__Exercise directions__: Return every line of the material exactly.

__Stored data__:
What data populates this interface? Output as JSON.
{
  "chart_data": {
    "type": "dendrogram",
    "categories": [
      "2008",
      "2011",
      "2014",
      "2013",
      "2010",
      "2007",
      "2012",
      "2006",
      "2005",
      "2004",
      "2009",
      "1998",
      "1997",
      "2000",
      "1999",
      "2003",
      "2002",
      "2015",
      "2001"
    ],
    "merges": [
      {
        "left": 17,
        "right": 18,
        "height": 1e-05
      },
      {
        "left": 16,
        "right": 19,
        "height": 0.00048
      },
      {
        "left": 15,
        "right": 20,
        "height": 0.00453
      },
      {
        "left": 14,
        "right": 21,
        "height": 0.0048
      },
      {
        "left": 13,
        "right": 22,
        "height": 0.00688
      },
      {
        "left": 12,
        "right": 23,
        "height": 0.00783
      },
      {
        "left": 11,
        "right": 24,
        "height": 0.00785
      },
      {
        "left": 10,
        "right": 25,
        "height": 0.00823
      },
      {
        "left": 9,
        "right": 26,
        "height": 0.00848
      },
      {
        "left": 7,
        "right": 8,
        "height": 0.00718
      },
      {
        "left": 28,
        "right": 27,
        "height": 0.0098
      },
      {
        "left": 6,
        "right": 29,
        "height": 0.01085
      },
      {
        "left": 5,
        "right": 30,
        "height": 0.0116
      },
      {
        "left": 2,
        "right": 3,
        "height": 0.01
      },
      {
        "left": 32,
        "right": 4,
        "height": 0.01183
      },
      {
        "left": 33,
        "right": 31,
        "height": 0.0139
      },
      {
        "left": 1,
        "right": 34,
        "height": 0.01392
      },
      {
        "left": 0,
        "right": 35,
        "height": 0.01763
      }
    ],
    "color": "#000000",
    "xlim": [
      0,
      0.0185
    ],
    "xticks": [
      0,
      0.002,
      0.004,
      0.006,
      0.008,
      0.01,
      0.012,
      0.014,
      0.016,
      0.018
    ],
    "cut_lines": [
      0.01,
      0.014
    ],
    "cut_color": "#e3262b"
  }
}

__Solution to this exercise__:
What data populates this interface? Output as JSON.
{
  "chart_data": {
    "type": "dendrogram",
    "categories": [
      "2008",
      "2011",
      "2014",
      "2013",
      "2010",
      "2007",
      "2012",
      "2006",
      "2005",
      "2004",
      "2009",
      "1998",
      "1997",
      "2000",
      "1999",
      "2003",
      "2002",
      "2015",
      "2001"
    ],
    "merges": [
      {
        "left": 17,
        "right": 18,
        "height": 1e-05
      },
      {
        "left": 16,
        "right": 19,
        "height": 0.00048
      },
      {
        "left": 15,
        "right": 20,
        "height": 0.00453
      },
      {
        "left": 14,
        "right": 21,
        "height": 0.0048
      },
      {
        "left": 13,
        "right": 22,
        "height": 0.00688
      },
      {
        "left": 12,
        "right": 23,
        "height": 0.00783
      },
      {
        "left": 11,
        "right": 24,
        "height": 0.00785
      },
      {
        "left": 10,
        "right": 25,
        "height": 0.00823
      },
      {
        "left": 9,
        "right": 26,
        "height": 0.00848
      },
      {
        "left": 7,
        "right": 8,
        "height": 0.00718
      },
      {
        "left": 28,
        "right": 27,
        "height": 0.0098
      },
      {
        "left": 6,
        "right": 29,
        "height": 0.01085
      },
      {
        "left": 5,
        "right": 30,
        "height": 0.0116
      },
      {
        "left": 2,
        "right": 3,
        "height": 0.01
      },
      {
        "left": 32,
        "right": 4,
        "height": 0.01183
      },
      {
        "left": 33,
        "right": 31,
        "height": 0.0139
      },
      {
        "left": 1,
        "right": 34,
        "height": 0.01392
      },
      {
        "left": 0,
        "right": 35,
        "height": 0.01763
      }
    ],
    "color": "#000000",
    "xlim": [
      0,
      0.0185
    ],
    "xticks": [
      0,
      0.002,
      0.004,
      0.006,
      0.008,
      0.01,
      0.012,
      0.014,
      0.016,
      0.018
    ],
    "cut_lines": [
      0.01,
      0.014
    ],
    "cut_color": "#e3262b"
  }
}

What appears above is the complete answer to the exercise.